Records
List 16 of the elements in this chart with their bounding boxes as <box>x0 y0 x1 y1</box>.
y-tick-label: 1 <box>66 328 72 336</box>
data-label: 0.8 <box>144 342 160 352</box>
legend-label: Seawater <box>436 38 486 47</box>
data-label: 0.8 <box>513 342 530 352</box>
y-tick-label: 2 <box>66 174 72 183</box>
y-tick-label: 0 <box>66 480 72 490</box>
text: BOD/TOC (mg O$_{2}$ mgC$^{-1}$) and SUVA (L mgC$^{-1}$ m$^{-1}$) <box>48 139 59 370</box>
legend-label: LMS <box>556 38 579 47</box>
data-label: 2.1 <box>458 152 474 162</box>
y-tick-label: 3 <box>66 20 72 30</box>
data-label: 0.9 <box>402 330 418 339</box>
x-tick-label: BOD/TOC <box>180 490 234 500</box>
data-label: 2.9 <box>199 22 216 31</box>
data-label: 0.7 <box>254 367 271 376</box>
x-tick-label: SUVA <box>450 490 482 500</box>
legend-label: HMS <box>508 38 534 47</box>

▶ **Objective**
Reproduce every line of the items above verbatim, in their original order.

▶ **Expected answer**
List 16 of the elements in this chart with their bounding boxes as <box>x0 y0 x1 y1</box>.
y-tick-label: 1 <box>66 328 72 336</box>
data-label: 0.8 <box>144 342 160 352</box>
legend-label: Seawater <box>436 38 486 47</box>
data-label: 0.8 <box>513 342 530 352</box>
y-tick-label: 2 <box>66 174 72 183</box>
y-tick-label: 0 <box>66 480 72 490</box>
text: BOD/TOC (mg O$_{2}$ mgC$^{-1}$) and SUVA (L mgC$^{-1}$ m$^{-1}$) <box>48 139 59 370</box>
legend-label: LMS <box>556 38 579 47</box>
data-label: 2.1 <box>458 152 474 162</box>
y-tick-label: 3 <box>66 20 72 30</box>
data-label: 0.9 <box>402 330 418 339</box>
x-tick-label: BOD/TOC <box>180 490 234 500</box>
data-label: 2.9 <box>199 22 216 31</box>
data-label: 0.7 <box>254 367 271 376</box>
x-tick-label: SUVA <box>450 490 482 500</box>
legend-label: HMS <box>508 38 534 47</box>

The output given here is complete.